[Dataset entries]
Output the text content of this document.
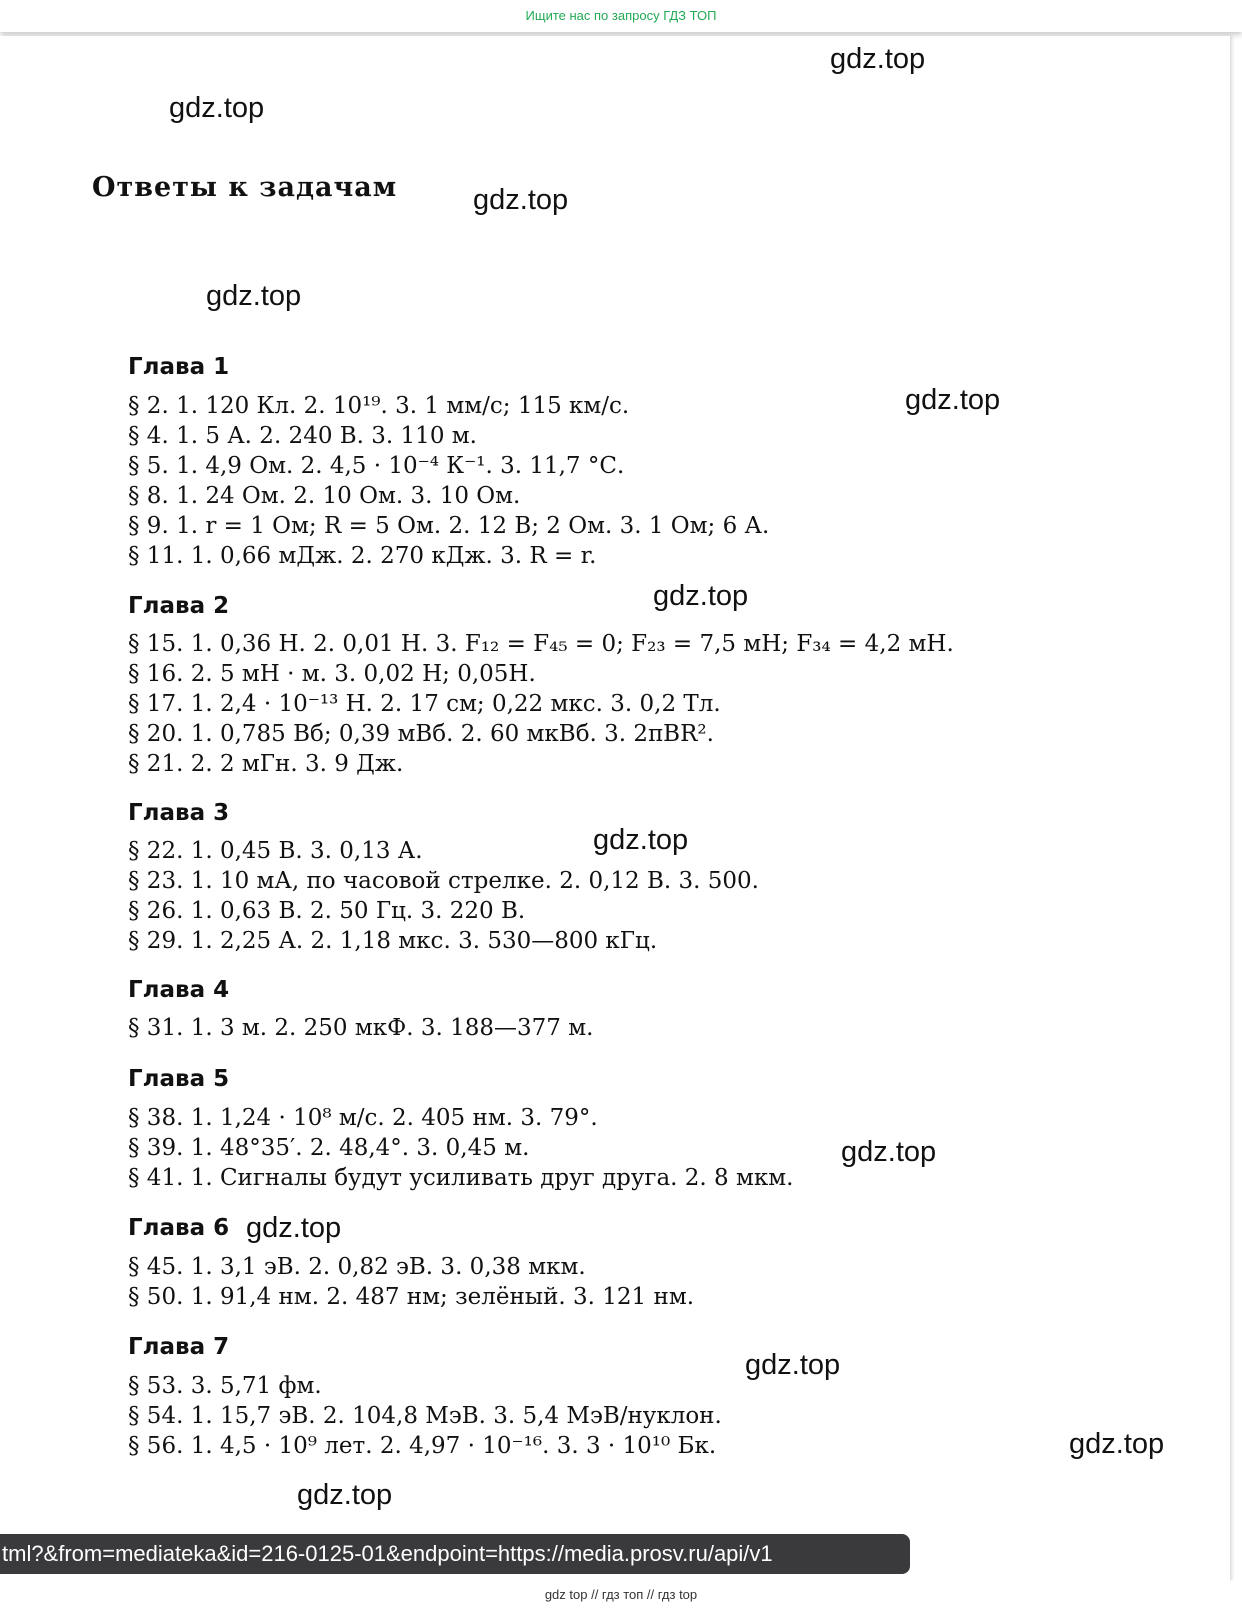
Ищите нас по запросу ГДЗ ТОП
Ответы к задачам
Глава 1
§ 2. 1. 120 Кл. 2. 10¹⁹. 3. 1 мм/с; 115 км/с.
§ 4. 1. 5 А. 2. 240 В. 3. 110 м.
§ 5. 1. 4,9 Ом. 2. 4,5 · 10⁻⁴ К⁻¹. 3. 11,7 °С.
§ 8. 1. 24 Ом. 2. 10 Ом. 3. 10 Ом.
§ 9. 1. r = 1 Ом; R = 5 Ом. 2. 12 В; 2 Ом. 3. 1 Ом; 6 А.
§ 11. 1. 0,66 мДж. 2. 270 кДж. 3. R = r.
Глава 2
§ 15. 1. 0,36 Н. 2. 0,01 Н. 3. F₁₂ = F₄₅ = 0; F₂₃ = 7,5 мН; F₃₄ = 4,2 мН.
§ 16. 2. 5 мН · м. 3. 0,02 Н; 0,05Н.
§ 17. 1. 2,4 · 10⁻¹³ Н. 2. 17 см; 0,22 мкс. 3. 0,2 Тл.
§ 20. 1. 0,785 Вб; 0,39 мВб. 2. 60 мкВб. 3. 2πBR².
§ 21. 2. 2 мГн. 3. 9 Дж.
Глава 3
§ 22. 1. 0,45 В. 3. 0,13 А.
§ 23. 1. 10 мА, по часовой стрелке. 2. 0,12 В. 3. 500.
§ 26. 1. 0,63 В. 2. 50 Гц. 3. 220 В.
§ 29. 1. 2,25 А. 2. 1,18 мкс. 3. 530—800 кГц.
Глава 4
§ 31. 1. 3 м. 2. 250 мкФ. 3. 188—377 м.
Глава 5
§ 38. 1. 1,24 · 10⁸ м/с. 2. 405 нм. 3. 79°.
§ 39. 1. 48°35′. 2. 48,4°. 3. 0,45 м.
§ 41. 1. Сигналы будут усиливать друг друга. 2. 8 мкм.
Глава 6
§ 45. 1. 3,1 эВ. 2. 0,82 эВ. 3. 0,38 мкм.
§ 50. 1. 91,4 нм. 2. 487 нм; зелёный. 3. 121 нм.
Глава 7
§ 53. 3. 5,71 фм.
§ 54. 1. 15,7 эВ. 2. 104,8 МэВ. 3. 5,4 МэВ/нуклон.
§ 56. 1. 4,5 · 10⁹ лет. 2. 4,97 · 10⁻¹⁶. 3. 3 · 10¹⁰ Бк.
gdz.top
gdz.top
gdz.top
gdz.top
gdz.top
gdz.top
gdz.top
gdz.top
gdz.top
gdz.top
gdz.top
gdz.top
tml?&from=mediateka&id=216-0125-01&endpoint=https://media.prosv.ru/api/v1
gdz top // гдз топ // гдз top
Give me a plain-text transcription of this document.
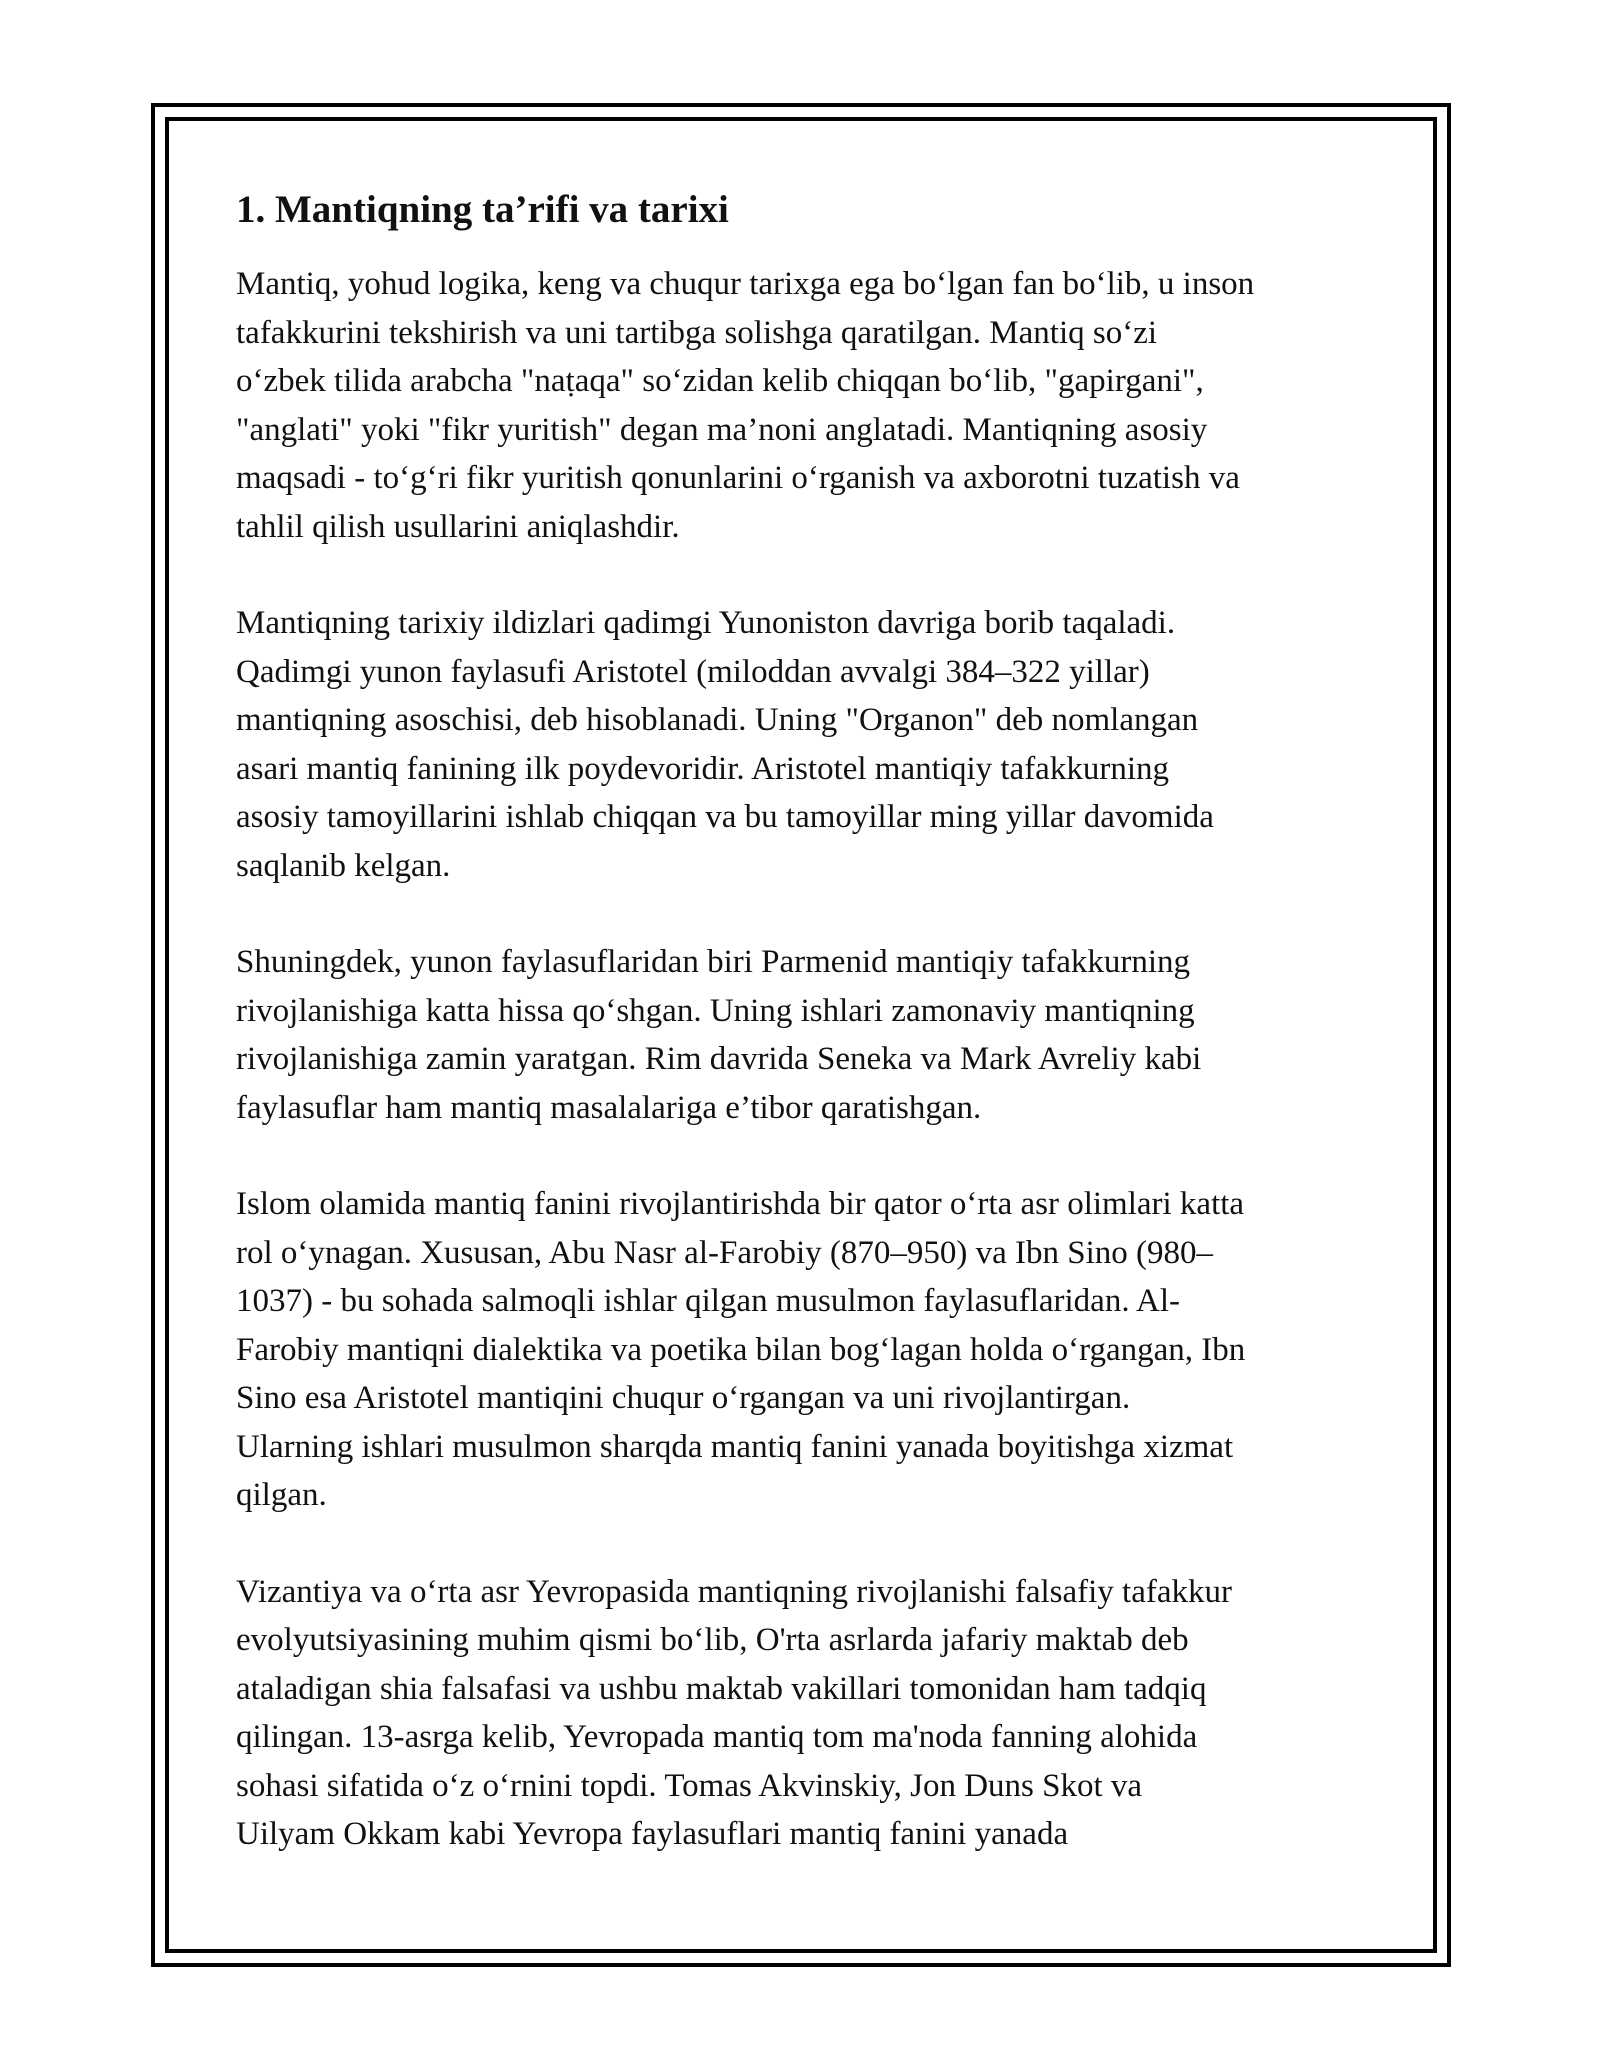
1. Mantiqning ta’rifi va tarixi

Mantiq, yohud logika, keng va chuqur tarixga ega bo‘lgan fan bo‘lib, u inson
tafakkurini tekshirish va uni tartibga solishga qaratilgan. Mantiq so‘zi
o‘zbek tilida arabcha "naṭaqa" so‘zidan kelib chiqqan bo‘lib, "gapirgani",
"anglati" yoki "fikr yuritish" degan ma’noni anglatadi. Mantiqning asosiy
maqsadi - to‘g‘ri fikr yuritish qonunlarini o‘rganish va axborotni tuzatish va
tahlil qilish usullarini aniqlashdir.

Mantiqning tarixiy ildizlari qadimgi Yunoniston davriga borib taqaladi.
Qadimgi yunon faylasufi Aristotel (miloddan avvalgi 384–322 yillar)
mantiqning asoschisi, deb hisoblanadi. Uning "Organon" deb nomlangan
asari mantiq fanining ilk poydevoridir. Aristotel mantiqiy tafakkurning
asosiy tamoyillarini ishlab chiqqan va bu tamoyillar ming yillar davomida
saqlanib kelgan.

Shuningdek, yunon faylasuflaridan biri Parmenid mantiqiy tafakkurning
rivojlanishiga katta hissa qo‘shgan. Uning ishlari zamonaviy mantiqning
rivojlanishiga zamin yaratgan. Rim davrida Seneka va Mark Avreliy kabi
faylasuflar ham mantiq masalalariga e’tibor qaratishgan.

Islom olamida mantiq fanini rivojlantirishda bir qator o‘rta asr olimlari katta
rol o‘ynagan. Xususan, Abu Nasr al-Farobiy (870–950) va Ibn Sino (980–
1037) - bu sohada salmoqli ishlar qilgan musulmon faylasuflaridan. Al-
Farobiy mantiqni dialektika va poetika bilan bog‘lagan holda o‘rgangan, Ibn
Sino esa Aristotel mantiqini chuqur o‘rgangan va uni rivojlantirgan.
Ularning ishlari musulmon sharqda mantiq fanini yanada boyitishga xizmat
qilgan.

Vizantiya va o‘rta asr Yevropasida mantiqning rivojlanishi falsafiy tafakkur
evolyutsiyasining muhim qismi bo‘lib, O'rta asrlarda jafariy maktab deb
ataladigan shia falsafasi va ushbu maktab vakillari tomonidan ham tadqiq
qilingan. 13-asrga kelib, Yevropada mantiq tom ma'noda fanning alohida
sohasi sifatida o‘z o‘rnini topdi. Tomas Akvinskiy, Jon Duns Skot va
Uilyam Okkam kabi Yevropa faylasuflari mantiq fanini yanada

- **Set exercise**
Spot every line that holds "fikr" and copy it.

- **Result for this task**
"anglati" yoki "fikr yuritish" degan ma’noni anglatadi. Mantiqning asosiy
maqsadi - to‘g‘ri fikr yuritish qonunlarini o‘rganish va axborotni tuzatish va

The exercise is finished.